Exercise objective:
Check every line of the data below for the string "emoji", and copy the ones that hold it.

* * * * * * * * *

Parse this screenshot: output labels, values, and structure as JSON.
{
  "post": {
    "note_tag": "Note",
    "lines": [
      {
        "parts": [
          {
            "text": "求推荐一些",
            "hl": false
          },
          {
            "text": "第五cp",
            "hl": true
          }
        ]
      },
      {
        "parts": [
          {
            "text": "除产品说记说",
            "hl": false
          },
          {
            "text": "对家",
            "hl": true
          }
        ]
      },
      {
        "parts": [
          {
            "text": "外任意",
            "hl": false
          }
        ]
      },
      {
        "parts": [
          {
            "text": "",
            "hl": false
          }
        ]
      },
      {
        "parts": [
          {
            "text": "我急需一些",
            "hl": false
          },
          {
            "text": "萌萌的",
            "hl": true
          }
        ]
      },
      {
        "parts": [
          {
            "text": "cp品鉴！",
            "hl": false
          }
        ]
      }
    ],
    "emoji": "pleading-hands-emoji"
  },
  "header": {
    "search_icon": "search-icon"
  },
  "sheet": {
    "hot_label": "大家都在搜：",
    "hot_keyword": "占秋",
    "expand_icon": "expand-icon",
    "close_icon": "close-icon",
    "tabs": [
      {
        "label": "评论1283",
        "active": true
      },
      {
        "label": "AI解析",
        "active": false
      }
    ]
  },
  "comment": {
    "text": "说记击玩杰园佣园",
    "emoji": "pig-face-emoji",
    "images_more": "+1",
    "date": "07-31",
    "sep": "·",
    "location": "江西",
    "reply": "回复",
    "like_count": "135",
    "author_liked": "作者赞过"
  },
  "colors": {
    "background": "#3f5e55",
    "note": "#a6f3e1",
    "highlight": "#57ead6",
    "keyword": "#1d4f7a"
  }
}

* * * * * * * * *

The result:
    "emoji": "pleading-hands-emoji"
    "emoji": "pig-face-emoji",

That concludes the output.